Dataset entries:

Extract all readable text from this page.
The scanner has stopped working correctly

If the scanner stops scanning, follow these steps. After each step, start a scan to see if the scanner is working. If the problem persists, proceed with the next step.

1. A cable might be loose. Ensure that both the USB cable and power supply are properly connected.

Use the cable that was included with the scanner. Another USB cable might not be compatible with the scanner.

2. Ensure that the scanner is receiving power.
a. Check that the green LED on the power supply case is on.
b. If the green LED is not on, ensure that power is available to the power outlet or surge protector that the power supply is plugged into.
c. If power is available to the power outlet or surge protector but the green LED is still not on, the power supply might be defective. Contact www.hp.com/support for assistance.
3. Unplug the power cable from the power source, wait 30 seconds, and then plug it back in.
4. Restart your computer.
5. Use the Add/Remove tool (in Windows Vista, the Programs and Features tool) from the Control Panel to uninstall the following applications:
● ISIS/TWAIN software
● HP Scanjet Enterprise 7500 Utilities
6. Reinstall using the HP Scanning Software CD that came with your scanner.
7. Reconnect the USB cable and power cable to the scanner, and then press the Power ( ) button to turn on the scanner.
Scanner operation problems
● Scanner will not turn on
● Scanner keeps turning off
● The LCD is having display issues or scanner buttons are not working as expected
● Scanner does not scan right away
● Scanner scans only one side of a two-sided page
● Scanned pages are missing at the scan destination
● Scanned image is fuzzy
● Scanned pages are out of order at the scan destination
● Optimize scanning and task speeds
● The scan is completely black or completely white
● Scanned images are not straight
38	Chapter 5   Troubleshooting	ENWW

[DESCRIPTION OF THE TASK] Every line in the data above that contains "destination" needs to be copied.

[TASK ANSWER]
● Scanned pages are missing at the scan destination
● Scanned pages are out of order at the scan destination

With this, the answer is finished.